> **Dataset items**:
╭──
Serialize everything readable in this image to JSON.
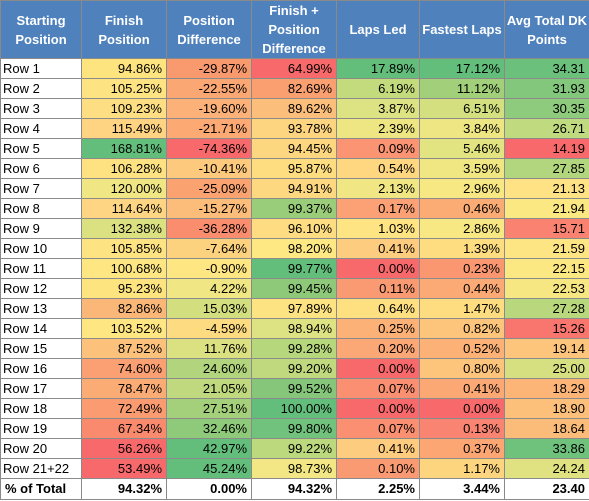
{
  "headers": [
    "Starting Position",
    "Finish Position",
    "Position Difference",
    "Finish + Position Difference",
    "Laps Led",
    "Fastest Laps",
    "Avg Total DK Points"
  ],
  "rows": [
    {
      "label": "Row 1",
      "values": [
        "94.86%",
        "-29.87%",
        "64.99%",
        "17.89%",
        "17.12%",
        "34.31"
      ],
      "colors": [
        "#fde47f",
        "#f99a6e",
        "#f8696b",
        "#63be7b",
        "#63be7b",
        "#6bc17c"
      ]
    },
    {
      "label": "Row 2",
      "values": [
        "105.25%",
        "-22.55%",
        "82.69%",
        "6.19%",
        "11.12%",
        "31.93"
      ],
      "colors": [
        "#fee382",
        "#fba773",
        "#fa9f70",
        "#c4db7d",
        "#a2d07a",
        "#82c77c"
      ]
    },
    {
      "label": "Row 3",
      "values": [
        "109.23%",
        "-19.60%",
        "89.62%",
        "3.87%",
        "6.51%",
        "30.35"
      ],
      "colors": [
        "#fede83",
        "#fcb178",
        "#fcbe7b",
        "#dde282",
        "#d4e07f",
        "#8fcb7d"
      ]
    },
    {
      "label": "Row 4",
      "values": [
        "115.49%",
        "-21.71%",
        "93.78%",
        "2.39%",
        "3.84%",
        "26.71"
      ],
      "colors": [
        "#fed382",
        "#fca973",
        "#fdd480",
        "#ede683",
        "#eee683",
        "#bfda7f"
      ]
    },
    {
      "label": "Row 5",
      "values": [
        "168.81%",
        "-74.36%",
        "94.45%",
        "0.09%",
        "5.46%",
        "14.19"
      ],
      "colors": [
        "#63be7b",
        "#f8696b",
        "#fdd780",
        "#fa9472",
        "#e2e381",
        "#f8696b"
      ]
    },
    {
      "label": "Row 6",
      "values": [
        "106.28%",
        "-10.41%",
        "95.87%",
        "0.54%",
        "3.59%",
        "27.85"
      ],
      "colors": [
        "#fee282",
        "#fdc97d",
        "#fedd81",
        "#fed780",
        "#f1e782",
        "#b2d67e"
      ]
    },
    {
      "label": "Row 7",
      "values": [
        "120.00%",
        "-25.09%",
        "94.91%",
        "2.13%",
        "2.96%",
        "21.13"
      ],
      "colors": [
        "#f0e683",
        "#fba271",
        "#fdd880",
        "#f0e784",
        "#f7e883",
        "#fee283"
      ]
    },
    {
      "label": "Row 8",
      "values": [
        "114.64%",
        "-15.27%",
        "99.37%",
        "0.17%",
        "0.46%",
        "21.94"
      ],
      "colors": [
        "#fed582",
        "#fcbc7a",
        "#9acd79",
        "#fba175",
        "#fbac74",
        "#fbe882"
      ]
    },
    {
      "label": "Row 9",
      "values": [
        "132.38%",
        "-36.28%",
        "96.10%",
        "1.03%",
        "2.86%",
        "15.71"
      ],
      "colors": [
        "#dbe081",
        "#fa8d6d",
        "#fedd82",
        "#fee482",
        "#f7e884",
        "#f98370"
      ]
    },
    {
      "label": "Row 10",
      "values": [
        "105.85%",
        "-7.64%",
        "98.20%",
        "0.41%",
        "1.39%",
        "21.59"
      ],
      "colors": [
        "#fee382",
        "#fdd27f",
        "#fee883",
        "#fdcc7e",
        "#fedc80",
        "#fee583"
      ]
    },
    {
      "label": "Row 11",
      "values": [
        "100.68%",
        "-0.90%",
        "99.77%",
        "0.00%",
        "0.23%",
        "22.15"
      ],
      "colors": [
        "#fee783",
        "#fee682",
        "#63be7b",
        "#f8696b",
        "#fa9771",
        "#fbe882"
      ]
    },
    {
      "label": "Row 12",
      "values": [
        "95.23%",
        "4.22%",
        "99.45%",
        "0.11%",
        "0.44%",
        "22.53"
      ],
      "colors": [
        "#fde47f",
        "#f0e683",
        "#8ec97a",
        "#fa9a72",
        "#fcaa75",
        "#f7e783"
      ]
    },
    {
      "label": "Row 13",
      "values": [
        "82.86%",
        "15.03%",
        "97.89%",
        "0.64%",
        "1.47%",
        "27.28"
      ],
      "colors": [
        "#fbb777",
        "#d3de7f",
        "#fee382",
        "#fee081",
        "#fedd80",
        "#b9d87e"
      ]
    },
    {
      "label": "Row 14",
      "values": [
        "103.52%",
        "-4.59%",
        "98.94%",
        "0.25%",
        "0.82%",
        "15.26"
      ],
      "colors": [
        "#fee683",
        "#fddb80",
        "#dde282",
        "#fcb277",
        "#fdc57b",
        "#f9766e"
      ]
    },
    {
      "label": "Row 15",
      "values": [
        "87.52%",
        "11.76%",
        "99.28%",
        "0.20%",
        "0.52%",
        "19.14"
      ],
      "colors": [
        "#fcc27b",
        "#dbe081",
        "#b7d77d",
        "#fba776",
        "#fcb176",
        "#fdc47b"
      ]
    },
    {
      "label": "Row 16",
      "values": [
        "74.60%",
        "24.60%",
        "99.20%",
        "0.00%",
        "0.80%",
        "25.00"
      ],
      "colors": [
        "#fba072",
        "#b1d47c",
        "#c1d97e",
        "#f8696b",
        "#fdc47b",
        "#d6e081"
      ]
    },
    {
      "label": "Row 17",
      "values": [
        "78.47%",
        "21.05%",
        "99.52%",
        "0.07%",
        "0.41%",
        "18.29"
      ],
      "colors": [
        "#fbab74",
        "#c0d87e",
        "#85c67b",
        "#fa9071",
        "#fca874",
        "#fcb577"
      ]
    },
    {
      "label": "Row 18",
      "values": [
        "72.49%",
        "27.51%",
        "100.00%",
        "0.00%",
        "0.00%",
        "18.90"
      ],
      "colors": [
        "#fa9b71",
        "#a5d07b",
        "#63be7b",
        "#f8696b",
        "#f8696b",
        "#fcc07a"
      ]
    },
    {
      "label": "Row 19",
      "values": [
        "67.34%",
        "32.46%",
        "99.80%",
        "0.07%",
        "0.13%",
        "18.64"
      ],
      "colors": [
        "#f98a6e",
        "#8fca7b",
        "#70c27c",
        "#fa9071",
        "#f98471",
        "#fcbc79"
      ]
    },
    {
      "label": "Row 20",
      "values": [
        "56.26%",
        "42.97%",
        "99.22%",
        "0.41%",
        "0.37%",
        "33.86"
      ],
      "colors": [
        "#f8696b",
        "#63be7b",
        "#bdd97e",
        "#fdcc7e",
        "#fca673",
        "#6fc27c"
      ]
    },
    {
      "label": "Row 21+22",
      "values": [
        "53.49%",
        "45.24%",
        "98.73%",
        "0.10%",
        "1.17%",
        "24.24"
      ],
      "colors": [
        "#f8696b",
        "#63be7b",
        "#f2e784",
        "#fa9a72",
        "#fdd57f",
        "#e0e282"
      ]
    }
  ],
  "total": {
    "label": "% of Total",
    "values": [
      "94.32%",
      "0.00%",
      "94.32%",
      "2.25%",
      "3.44%",
      "23.40"
    ]
  },
  "header_color": "#4f81bd"
}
╰──
> **What you need to do**: Give only the number of lines in the preceding material that contain the string "Difference".

> **Task solution**: 2